**What needs to be done**
Exactly reproduce the lines from the line bearing "Read all visible content and emit it as JSON." through the end of the listing, inclusive of both; pictures are to be omitted.

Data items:
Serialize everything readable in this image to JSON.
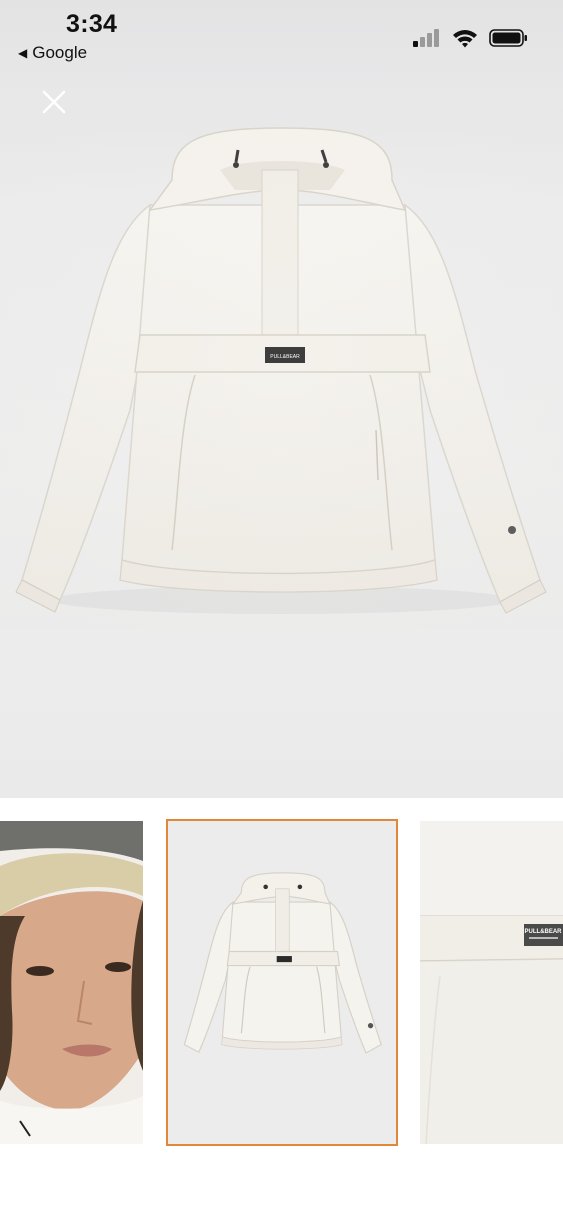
{
  "status_bar": {
    "time": "3:34",
    "back_label": "Google",
    "icons": [
      "cellular-signal-icon",
      "wifi-icon",
      "battery-icon"
    ]
  },
  "viewer": {
    "close_icon": "close-icon",
    "hero_label": "PULL&BEAR"
  },
  "thumbnails": [
    {
      "name": "model-face"
    },
    {
      "name": "jacket-front",
      "selected": true
    },
    {
      "name": "jacket-detail",
      "label": "PULL&BEAR"
    }
  ],
  "colors": {
    "selected_border": "#e0873a",
    "background": "#efefef",
    "jacket": "#f4f2ed"
  }
}
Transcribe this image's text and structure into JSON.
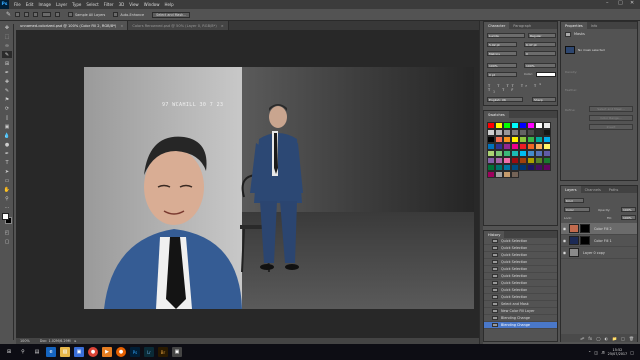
{
  "app": {
    "logo": "Ps"
  },
  "menu": [
    "File",
    "Edit",
    "Image",
    "Layer",
    "Type",
    "Select",
    "Filter",
    "3D",
    "View",
    "Window",
    "Help"
  ],
  "window_controls": [
    "–",
    "□",
    "✕"
  ],
  "options": {
    "sample_all_label": "Sample All Layers",
    "auto_enhance_label": "Auto-Enhance",
    "select_mask_label": "Select and Mask..."
  },
  "tabs": [
    {
      "label": "unnamed-colorized.psd @ 100% (Color Fill 2, RGB/8*)",
      "close": "×"
    },
    {
      "label": "Colors Rerowned.psd @ 50% (Layer 0, RGB/8*)",
      "close": "×"
    }
  ],
  "photo": {
    "caption": "97 WCAHILL 30 7 23"
  },
  "status": {
    "zoom": "100%",
    "doc": "Doc: 1.02M/6.29M",
    "arrow": "▸"
  },
  "character": {
    "tabs": [
      "Character",
      "Paragraph"
    ],
    "font": "Lucida",
    "style": "Regular",
    "size": "5.92 pt",
    "leading": "6.47 pt",
    "kerning": "Metrics",
    "tracking": "0",
    "scale_v": "100%",
    "scale_h": "100%",
    "baseline": "0 pt",
    "color_label": "Color:",
    "language": "English: UK",
    "aa": "Sharp"
  },
  "properties": {
    "tabs": [
      "Properties",
      "Info"
    ],
    "title": "Masks",
    "mask_text": "No mask selected",
    "density": "Density:",
    "feather": "Feather:",
    "refine": "Refine:",
    "btn1": "Select and Mask...",
    "btn2": "Color Range...",
    "btn3": "Invert"
  },
  "swatches": {
    "tabs": [
      "Swatches"
    ],
    "colors": [
      "#ff0000",
      "#ffff00",
      "#00ff00",
      "#00ffff",
      "#0000ff",
      "#ff00ff",
      "#ffffff",
      "#ececec",
      "#cfcfcf",
      "#b5b5b5",
      "#989898",
      "#7d7d7d",
      "#636363",
      "#4a4a4a",
      "#2e2e2e",
      "#161616",
      "#000000",
      "#f26c4f",
      "#f7941d",
      "#fff200",
      "#8dc73f",
      "#39b54a",
      "#00a99d",
      "#00aeef",
      "#0072bc",
      "#2e3192",
      "#92278f",
      "#ec008c",
      "#ed1c24",
      "#f26522",
      "#fbaf5d",
      "#fff568",
      "#acd373",
      "#7cc576",
      "#3cb878",
      "#1cbbb4",
      "#00bff3",
      "#448ccb",
      "#5674b9",
      "#605ca8",
      "#8560a8",
      "#a864a8",
      "#f06eaa",
      "#9e0b0f",
      "#a0410d",
      "#aba000",
      "#598527",
      "#197b30",
      "#007236",
      "#00746b",
      "#0076a3",
      "#004a80",
      "#003471",
      "#1b1464",
      "#440e62",
      "#630460",
      "#9e005d",
      "#a0a0a0",
      "#c69c6d",
      "#736357"
    ]
  },
  "history": {
    "tabs": [
      "History"
    ],
    "items": [
      "Quick Selection",
      "Quick Selection",
      "Quick Selection",
      "Quick Selection",
      "Quick Selection",
      "Quick Selection",
      "Quick Selection",
      "Quick Selection",
      "Quick Selection",
      "Select and Mask",
      "New Color Fill Layer",
      "Blending Change",
      "Blending Change"
    ]
  },
  "layers": {
    "tabs": [
      "Layers",
      "Channels",
      "Paths"
    ],
    "kind": "Kind",
    "blend": "Color",
    "opacity_label": "Opacity:",
    "opacity": "100%",
    "lock_label": "Lock:",
    "fill_label": "Fill:",
    "fill": "100%",
    "items": [
      {
        "name": "Color Fill 2",
        "thumb": "#c26b4e"
      },
      {
        "name": "Color Fill 1",
        "thumb": "#1c2a55"
      },
      {
        "name": "Layer 0 copy",
        "thumb": "#8a8a8a"
      }
    ]
  },
  "taskbar": {
    "time": "15:52",
    "date": "25/07/2017"
  }
}
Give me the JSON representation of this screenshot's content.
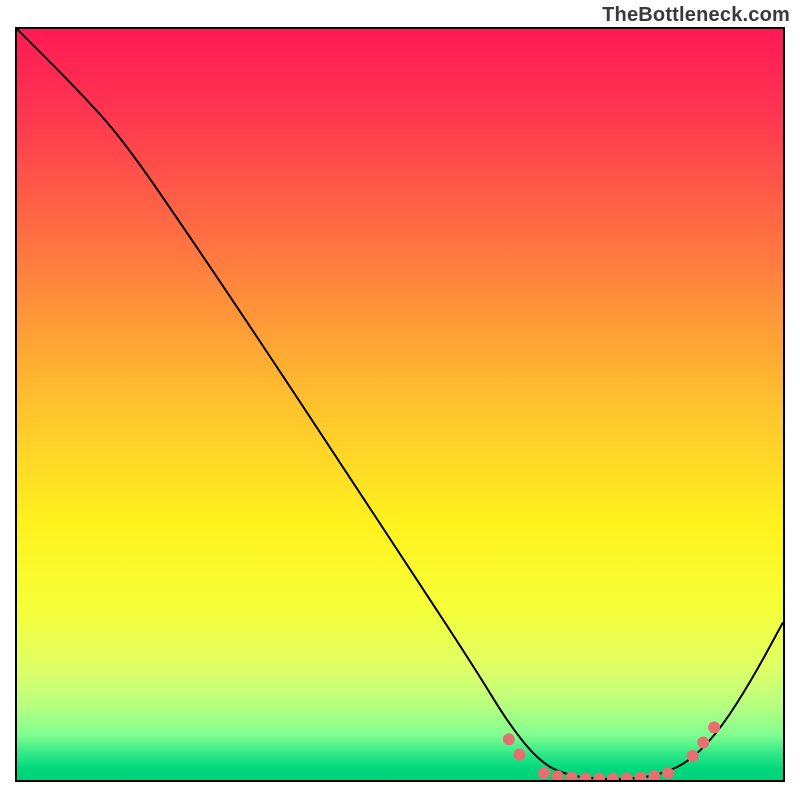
{
  "watermark": "TheBottleneck.com",
  "chart_data": {
    "type": "line",
    "title": "",
    "xlabel": "",
    "ylabel": "",
    "xlim": [
      0,
      100
    ],
    "ylim": [
      0,
      100
    ],
    "gradient_stops": [
      {
        "offset": 0.0,
        "color": "#ff1a55"
      },
      {
        "offset": 0.12,
        "color": "#ff3850"
      },
      {
        "offset": 0.3,
        "color": "#ff7840"
      },
      {
        "offset": 0.5,
        "color": "#ffc22e"
      },
      {
        "offset": 0.66,
        "color": "#fff21e"
      },
      {
        "offset": 0.77,
        "color": "#f6ff38"
      },
      {
        "offset": 0.85,
        "color": "#e0ff66"
      },
      {
        "offset": 0.9,
        "color": "#b8ff80"
      },
      {
        "offset": 0.94,
        "color": "#80ff90"
      },
      {
        "offset": 0.965,
        "color": "#30e888"
      },
      {
        "offset": 0.985,
        "color": "#00d87d"
      },
      {
        "offset": 1.0,
        "color": "#00d07a"
      }
    ],
    "curve_points": [
      {
        "x": 0.0,
        "y": 100.0
      },
      {
        "x": 8.5,
        "y": 91.3
      },
      {
        "x": 14.0,
        "y": 85.0
      },
      {
        "x": 22.0,
        "y": 73.2
      },
      {
        "x": 32.0,
        "y": 58.0
      },
      {
        "x": 42.0,
        "y": 42.5
      },
      {
        "x": 52.0,
        "y": 27.0
      },
      {
        "x": 60.0,
        "y": 14.5
      },
      {
        "x": 64.5,
        "y": 7.0
      },
      {
        "x": 68.5,
        "y": 2.2
      },
      {
        "x": 72.0,
        "y": 0.6
      },
      {
        "x": 76.0,
        "y": 0.1
      },
      {
        "x": 80.0,
        "y": 0.1
      },
      {
        "x": 84.0,
        "y": 0.7
      },
      {
        "x": 88.0,
        "y": 2.6
      },
      {
        "x": 92.0,
        "y": 7.0
      },
      {
        "x": 96.0,
        "y": 13.5
      },
      {
        "x": 100.0,
        "y": 21.0
      }
    ],
    "dots": [
      {
        "x": 64.2,
        "y": 5.4
      },
      {
        "x": 65.6,
        "y": 3.4
      },
      {
        "x": 68.8,
        "y": 0.9
      },
      {
        "x": 70.6,
        "y": 0.5
      },
      {
        "x": 72.4,
        "y": 0.3
      },
      {
        "x": 74.2,
        "y": 0.2
      },
      {
        "x": 76.0,
        "y": 0.15
      },
      {
        "x": 77.8,
        "y": 0.15
      },
      {
        "x": 79.6,
        "y": 0.2
      },
      {
        "x": 81.4,
        "y": 0.3
      },
      {
        "x": 83.2,
        "y": 0.5
      },
      {
        "x": 85.0,
        "y": 0.9
      },
      {
        "x": 88.2,
        "y": 3.2
      },
      {
        "x": 89.6,
        "y": 5.0
      },
      {
        "x": 91.0,
        "y": 7.0
      }
    ],
    "dot_radius_px": 6
  }
}
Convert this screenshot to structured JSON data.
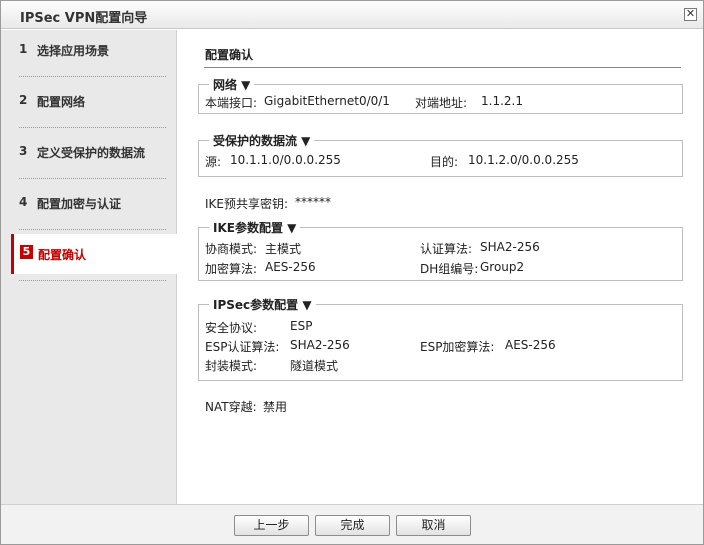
{
  "window": {
    "title": "IPSec VPN配置向导",
    "close_glyph": "✕"
  },
  "sidebar": {
    "steps": [
      {
        "num": "1",
        "label": "选择应用场景"
      },
      {
        "num": "2",
        "label": "配置网络"
      },
      {
        "num": "3",
        "label": "定义受保护的数据流"
      },
      {
        "num": "4",
        "label": "配置加密与认证"
      },
      {
        "num": "5",
        "label": "配置确认",
        "active": true
      }
    ]
  },
  "main": {
    "title": "配置确认",
    "network": {
      "legend": "网络 ▼",
      "local_iface_label": "本端接口:",
      "local_iface_value": "GigabitEthernet0/0/1",
      "peer_addr_label": "对端地址:",
      "peer_addr_value": "1.1.2.1"
    },
    "flow": {
      "legend": "受保护的数据流 ▼",
      "src_label": "源:",
      "src_value": "10.1.1.0/0.0.0.255",
      "dst_label": "目的:",
      "dst_value": "10.1.2.0/0.0.0.255"
    },
    "ike_psk": {
      "label": "IKE预共享密钥:",
      "value": "******"
    },
    "ike": {
      "legend": "IKE参数配置 ▼",
      "nego_label": "协商模式:",
      "nego_value": "主模式",
      "auth_label": "认证算法:",
      "auth_value": "SHA2-256",
      "enc_label": "加密算法:",
      "enc_value": "AES-256",
      "dh_label": "DH组编号:",
      "dh_value": "Group2"
    },
    "ipsec": {
      "legend": "IPSec参数配置 ▼",
      "proto_label": "安全协议:",
      "proto_value": "ESP",
      "esp_auth_label": "ESP认证算法:",
      "esp_auth_value": "SHA2-256",
      "esp_enc_label": "ESP加密算法:",
      "esp_enc_value": "AES-256",
      "encap_label": "封装模式:",
      "encap_value": "隧道模式"
    },
    "nat": {
      "label": "NAT穿越:",
      "value": "禁用"
    }
  },
  "footer": {
    "prev_label": "上一步",
    "finish_label": "完成",
    "cancel_label": "取消"
  }
}
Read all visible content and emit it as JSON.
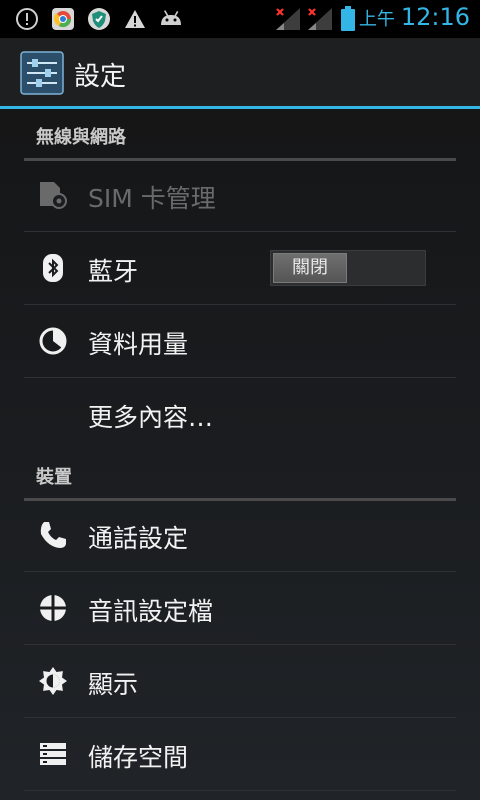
{
  "status_bar": {
    "icons": [
      "alert-icon",
      "chrome-icon",
      "shield-app-icon",
      "warning-icon",
      "android-icon"
    ],
    "signal_icons": [
      "signal-sim1-icon",
      "signal-sim2-icon"
    ],
    "battery": "battery-icon",
    "ampm": "上午",
    "time": "12:16"
  },
  "action_bar": {
    "title": "設定",
    "icon": "settings-sliders-icon"
  },
  "sections": {
    "wireless": "無線與網路",
    "device": "裝置"
  },
  "items": {
    "sim": "SIM 卡管理",
    "bluetooth": "藍牙",
    "data_usage": "資料用量",
    "more": "更多內容…",
    "call": "通話設定",
    "audio": "音訊設定檔",
    "display": "顯示",
    "storage": "儲存空間"
  },
  "bluetooth_toggle": {
    "state_label": "關閉",
    "on": false
  },
  "colors": {
    "accent": "#33b5e5",
    "background": "#1a1c1f",
    "disabled_text": "#6a6a6a"
  }
}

**Complete output**
Read all visible content and emit it as JSON.
{
  "status_bar": {
    "icons": [
      "alert-icon",
      "chrome-icon",
      "shield-app-icon",
      "warning-icon",
      "android-icon"
    ],
    "signal_icons": [
      "signal-sim1-icon",
      "signal-sim2-icon"
    ],
    "battery": "battery-icon",
    "ampm": "上午",
    "time": "12:16"
  },
  "action_bar": {
    "title": "設定",
    "icon": "settings-sliders-icon"
  },
  "sections": {
    "wireless": "無線與網路",
    "device": "裝置"
  },
  "items": {
    "sim": "SIM 卡管理",
    "bluetooth": "藍牙",
    "data_usage": "資料用量",
    "more": "更多內容…",
    "call": "通話設定",
    "audio": "音訊設定檔",
    "display": "顯示",
    "storage": "儲存空間"
  },
  "bluetooth_toggle": {
    "state_label": "關閉",
    "on": false
  },
  "colors": {
    "accent": "#33b5e5",
    "background": "#1a1c1f",
    "disabled_text": "#6a6a6a"
  }
}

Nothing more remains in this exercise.